Print every entry, word for word, and skip the images.

[START OF Material to process]

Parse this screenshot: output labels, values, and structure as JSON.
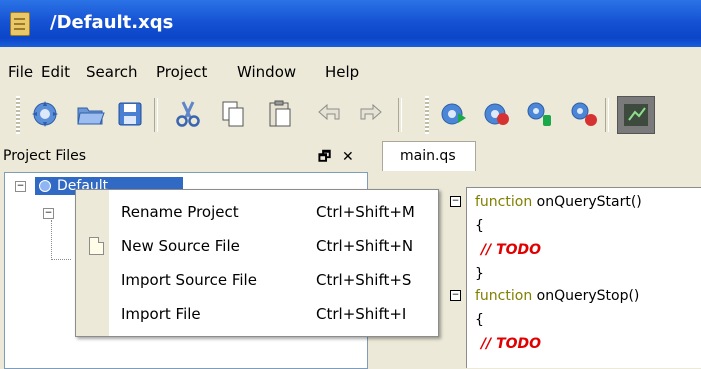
{
  "window": {
    "title": "/Default.xqs"
  },
  "menubar": [
    "File",
    "Edit",
    "Search",
    "Project",
    "Window",
    "Help"
  ],
  "toolbar": {
    "buttons": [
      "new-project-icon",
      "open-icon",
      "save-icon",
      "cut-icon",
      "copy-icon",
      "paste-icon",
      "undo-icon",
      "redo-icon",
      "run-icon",
      "stop-icon",
      "debug-run-icon",
      "debug-stop-icon",
      "terminal-icon"
    ]
  },
  "project_panel": {
    "title": "Project Files",
    "buttons": {
      "float": "🗗",
      "close": "✕"
    },
    "root_label": "Default"
  },
  "editor": {
    "tab": "main.qs",
    "lines": [
      {
        "kw": "function",
        "rest": " onQueryStart()"
      },
      {
        "text": "{"
      },
      {
        "comment": "// TODO"
      },
      {
        "text": "}"
      },
      {
        "kw": "function",
        "rest": " onQueryStop()"
      },
      {
        "text": "{"
      },
      {
        "comment": "// TODO"
      }
    ]
  },
  "context_menu": {
    "items": [
      {
        "label": "Rename Project",
        "shortcut": "Ctrl+Shift+M",
        "icon": ""
      },
      {
        "label": "New Source File",
        "shortcut": "Ctrl+Shift+N",
        "icon": "new-file-icon"
      },
      {
        "label": "Import Source File",
        "shortcut": "Ctrl+Shift+S",
        "icon": ""
      },
      {
        "label": "Import File",
        "shortcut": "Ctrl+Shift+I",
        "icon": ""
      }
    ]
  },
  "colors": {
    "titlebar": "#0B45C8",
    "selection": "#316AC5",
    "keyword": "#808000",
    "comment": "#E00000"
  }
}
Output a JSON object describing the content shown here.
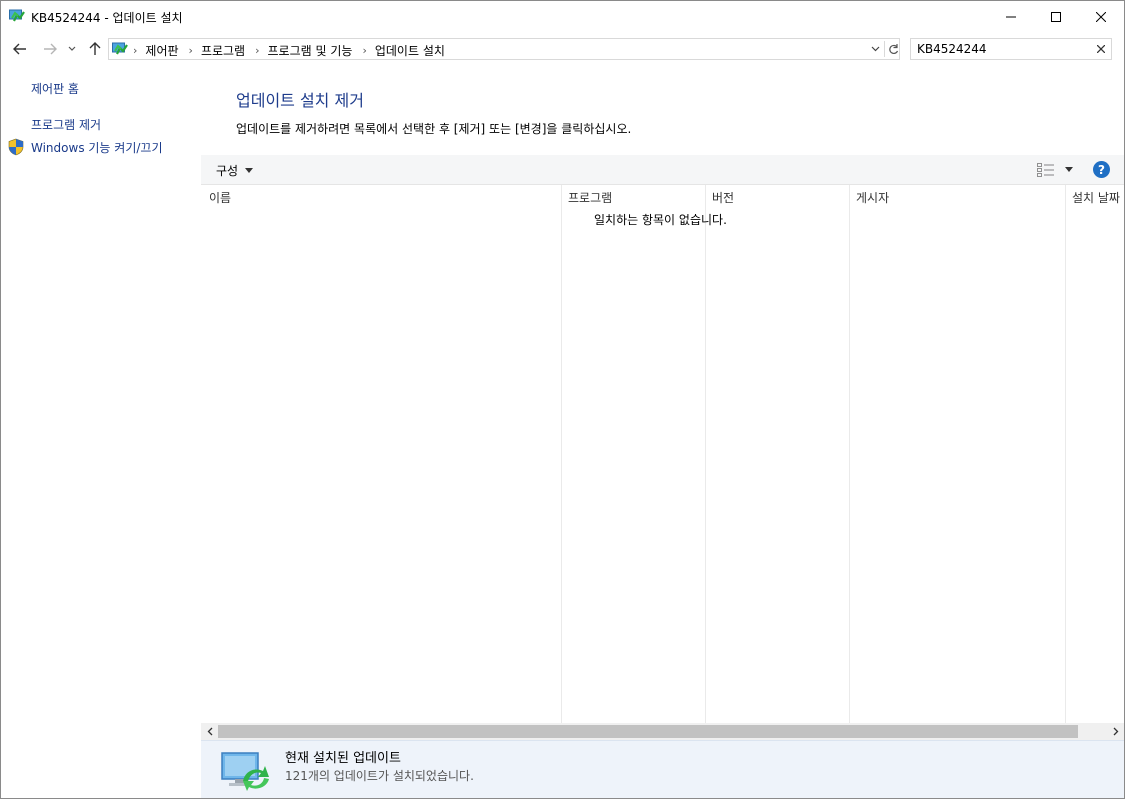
{
  "window": {
    "title": "KB4524244 - 업데이트 설치",
    "icon": "control-panel-update-icon"
  },
  "address": {
    "breadcrumbs": [
      "제어판",
      "프로그램",
      "프로그램 및 기능",
      "업데이트 설치"
    ]
  },
  "search": {
    "value": "KB4524244"
  },
  "sidebar": {
    "home_label": "제어판 홈",
    "remove_program_label": "프로그램 제거",
    "windows_features_label": "Windows 기능 켜기/끄기"
  },
  "main": {
    "title": "업데이트 설치 제거",
    "description": "업데이트를 제거하려면 목록에서 선택한 후 [제거] 또는 [변경]을 클릭하십시오."
  },
  "toolbar": {
    "organize_label": "구성",
    "help_label": "?"
  },
  "list": {
    "columns": [
      "이름",
      "프로그램",
      "버전",
      "게시자",
      "설치 날짜"
    ],
    "empty_message": "일치하는 항목이 없습니다."
  },
  "details": {
    "title": "현재 설치된 업데이트",
    "subtitle": "121개의 업데이트가 설치되었습니다."
  },
  "colors": {
    "link": "#1a3a8a",
    "title_blue": "#1e3c8c",
    "help_blue": "#1f6fc4",
    "details_bg": "#eef3fa"
  }
}
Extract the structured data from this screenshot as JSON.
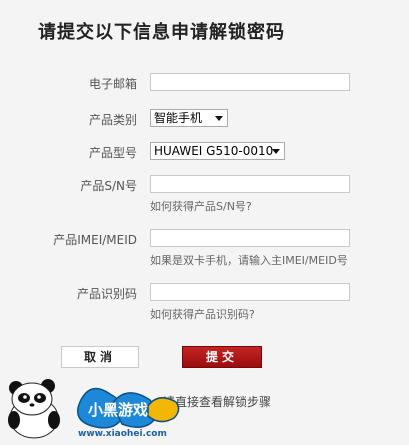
{
  "title": "请提交以下信息申请解锁密码",
  "form": {
    "email": {
      "label": "电子邮箱",
      "value": ""
    },
    "category": {
      "label": "产品类别",
      "value": "智能手机"
    },
    "model": {
      "label": "产品型号",
      "value": "HUAWEI G510-0010"
    },
    "sn": {
      "label": "产品S/N号",
      "value": "",
      "hint": "如何获得产品S/N号?"
    },
    "imei": {
      "label": "产品IMEI/MEID",
      "value": "",
      "hint": "如果是双卡手机，请输入主IMEI/MEID号"
    },
    "product_id": {
      "label": "产品识别码",
      "value": "",
      "hint": "如何获得产品识别码?"
    }
  },
  "buttons": {
    "cancel": "取消",
    "submit": "提交"
  },
  "help_link": "请直接查看解锁步骤",
  "watermark": {
    "text": "www.xiaohei.com",
    "brand": "小黑游戏"
  }
}
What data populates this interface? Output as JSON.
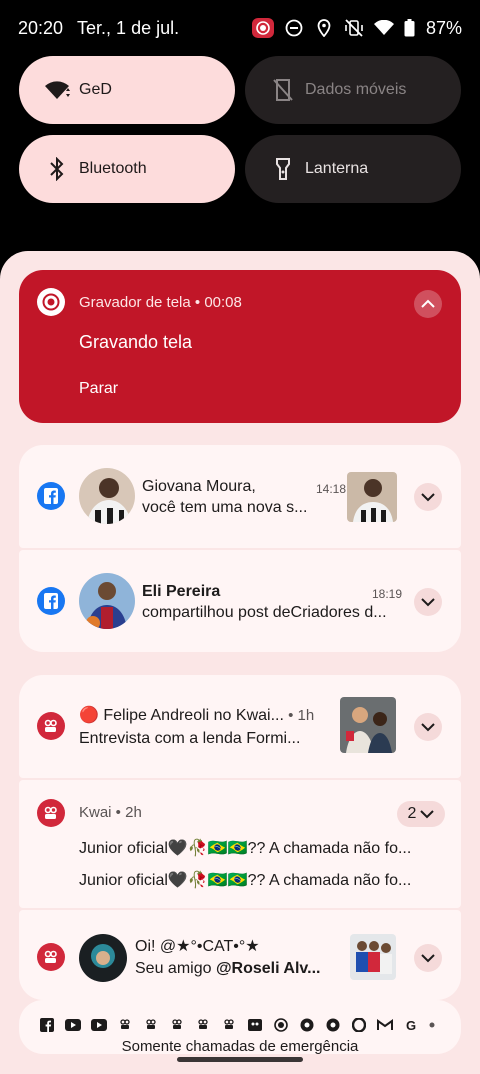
{
  "status": {
    "time": "20:20",
    "date": "Ter., 1 de jul.",
    "battery": "87%"
  },
  "tiles": [
    {
      "label": "GeD",
      "icon": "wifi-icon",
      "active": true
    },
    {
      "label": "Dados móveis",
      "icon": "mobile-data-off-icon",
      "active": false
    },
    {
      "label": "Bluetooth",
      "icon": "bluetooth-icon",
      "active": true
    },
    {
      "label": "Lanterna",
      "icon": "flashlight-icon",
      "active": false
    }
  ],
  "recorder": {
    "app": "Gravador de tela",
    "elapsed": "00:08",
    "title": "Gravando tela",
    "action": "Parar",
    "accent": "#c11628"
  },
  "notifications": [
    {
      "app": "facebook",
      "title": "Giovana Moura,",
      "text": "você tem uma nova s...",
      "time": "14:18"
    },
    {
      "app": "facebook",
      "title": "Eli Pereira",
      "text": "compartilhou post deCriadores d...",
      "time": "18:19"
    },
    {
      "app": "kwai",
      "title": "🔴 Felipe Andreoli no Kwai...",
      "time": "1h",
      "text": "Entrevista com a lenda Formi..."
    },
    {
      "app": "kwai",
      "header": "Kwai",
      "time": "2h",
      "count": "2",
      "lines": [
        "Junior   oficial🖤🥀🇧🇷🇧🇷?? A chamada não fo...",
        "Junior   oficial🖤🥀🇧🇷🇧🇷?? A chamada não fo..."
      ]
    },
    {
      "app": "kwai",
      "title": "Oi! @★°•CAT•°★",
      "text_prefix": "Seu amigo ",
      "text_bold": "@Roseli Alv..."
    }
  ],
  "footer": {
    "emergency": "Somente chamadas de emergência"
  },
  "colors": {
    "tile_on": "#fddcdc",
    "tile_off": "#242021",
    "shade": "#fbe6e6",
    "facebook": "#1877f2",
    "kwai": "#d1283b"
  }
}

[END OF Material to process]

**Solution for this task**
Parse this screenshot: output labels, values, and structure as JSON.
{
  "window": {
    "title": "/Default.xqs"
  },
  "menubar": [
    "File",
    "Edit",
    "Search",
    "Project",
    "Window",
    "Help"
  ],
  "toolbar": {
    "buttons": [
      "new-project-icon",
      "open-icon",
      "save-icon",
      "cut-icon",
      "copy-icon",
      "paste-icon",
      "undo-icon",
      "redo-icon",
      "run-icon",
      "stop-icon",
      "debug-run-icon",
      "debug-stop-icon",
      "terminal-icon"
    ]
  },
  "project_panel": {
    "title": "Project Files",
    "buttons": {
      "float": "🗗",
      "close": "✕"
    },
    "root_label": "Default"
  },
  "editor": {
    "tab": "main.qs",
    "lines": [
      {
        "kw": "function",
        "rest": " onQueryStart()"
      },
      {
        "text": "{"
      },
      {
        "comment": "// TODO"
      },
      {
        "text": "}"
      },
      {
        "kw": "function",
        "rest": " onQueryStop()"
      },
      {
        "text": "{"
      },
      {
        "comment": "// TODO"
      }
    ]
  },
  "context_menu": {
    "items": [
      {
        "label": "Rename Project",
        "shortcut": "Ctrl+Shift+M",
        "icon": ""
      },
      {
        "label": "New Source File",
        "shortcut": "Ctrl+Shift+N",
        "icon": "new-file-icon"
      },
      {
        "label": "Import Source File",
        "shortcut": "Ctrl+Shift+S",
        "icon": ""
      },
      {
        "label": "Import File",
        "shortcut": "Ctrl+Shift+I",
        "icon": ""
      }
    ]
  },
  "colors": {
    "titlebar": "#0B45C8",
    "selection": "#316AC5",
    "keyword": "#808000",
    "comment": "#E00000"
  }
}
Output a JSON object describing the content shown here.
{
  "window": {
    "title": "KB4524244 - 업데이트 설치",
    "icon": "control-panel-update-icon"
  },
  "address": {
    "breadcrumbs": [
      "제어판",
      "프로그램",
      "프로그램 및 기능",
      "업데이트 설치"
    ]
  },
  "search": {
    "value": "KB4524244"
  },
  "sidebar": {
    "home_label": "제어판 홈",
    "remove_program_label": "프로그램 제거",
    "windows_features_label": "Windows 기능 켜기/끄기"
  },
  "main": {
    "title": "업데이트 설치 제거",
    "description": "업데이트를 제거하려면 목록에서 선택한 후 [제거] 또는 [변경]을 클릭하십시오."
  },
  "toolbar": {
    "organize_label": "구성",
    "help_label": "?"
  },
  "list": {
    "columns": [
      "이름",
      "프로그램",
      "버전",
      "게시자",
      "설치 날짜"
    ],
    "empty_message": "일치하는 항목이 없습니다."
  },
  "details": {
    "title": "현재 설치된 업데이트",
    "subtitle": "121개의 업데이트가 설치되었습니다."
  },
  "colors": {
    "link": "#1a3a8a",
    "title_blue": "#1e3c8c",
    "help_blue": "#1f6fc4",
    "details_bg": "#eef3fa"
  }
}
Extract the structured data from this screenshot as JSON.
{
  "title": "请提交以下信息申请解锁密码",
  "form": {
    "email": {
      "label": "电子邮箱",
      "value": ""
    },
    "category": {
      "label": "产品类别",
      "value": "智能手机"
    },
    "model": {
      "label": "产品型号",
      "value": "HUAWEI G510-0010"
    },
    "sn": {
      "label": "产品S/N号",
      "value": "",
      "hint": "如何获得产品S/N号?"
    },
    "imei": {
      "label": "产品IMEI/MEID",
      "value": "",
      "hint": "如果是双卡手机，请输入主IMEI/MEID号"
    },
    "product_id": {
      "label": "产品识别码",
      "value": "",
      "hint": "如何获得产品识别码?"
    }
  },
  "buttons": {
    "cancel": "取消",
    "submit": "提交"
  },
  "help_link": "请直接查看解锁步骤",
  "watermark": {
    "text": "www.xiaohei.com",
    "brand": "小黑游戏"
  }
}
What data populates this interface? Output as JSON.
{
  "status": {
    "time": "20:20",
    "date": "Ter., 1 de jul.",
    "battery": "87%"
  },
  "tiles": [
    {
      "label": "GeD",
      "icon": "wifi-icon",
      "active": true
    },
    {
      "label": "Dados móveis",
      "icon": "mobile-data-off-icon",
      "active": false
    },
    {
      "label": "Bluetooth",
      "icon": "bluetooth-icon",
      "active": true
    },
    {
      "label": "Lanterna",
      "icon": "flashlight-icon",
      "active": false
    }
  ],
  "recorder": {
    "app": "Gravador de tela",
    "elapsed": "00:08",
    "title": "Gravando tela",
    "action": "Parar",
    "accent": "#c11628"
  },
  "notifications": [
    {
      "app": "facebook",
      "title": "Giovana Moura,",
      "text": "você tem uma nova s...",
      "time": "14:18"
    },
    {
      "app": "facebook",
      "title": "Eli Pereira",
      "text": "compartilhou post deCriadores d...",
      "time": "18:19"
    },
    {
      "app": "kwai",
      "title": "🔴 Felipe Andreoli no Kwai...",
      "time": "1h",
      "text": "Entrevista com a lenda Formi..."
    },
    {
      "app": "kwai",
      "header": "Kwai",
      "time": "2h",
      "count": "2",
      "lines": [
        "Junior   oficial🖤🥀🇧🇷🇧🇷?? A chamada não fo...",
        "Junior   oficial🖤🥀🇧🇷🇧🇷?? A chamada não fo..."
      ]
    },
    {
      "app": "kwai",
      "title": "Oi! @★°•CAT•°★",
      "text_prefix": "Seu amigo ",
      "text_bold": "@Roseli Alv..."
    }
  ],
  "footer": {
    "emergency": "Somente chamadas de emergência"
  },
  "colors": {
    "tile_on": "#fddcdc",
    "tile_off": "#242021",
    "shade": "#fbe6e6",
    "facebook": "#1877f2",
    "kwai": "#d1283b"
  }
}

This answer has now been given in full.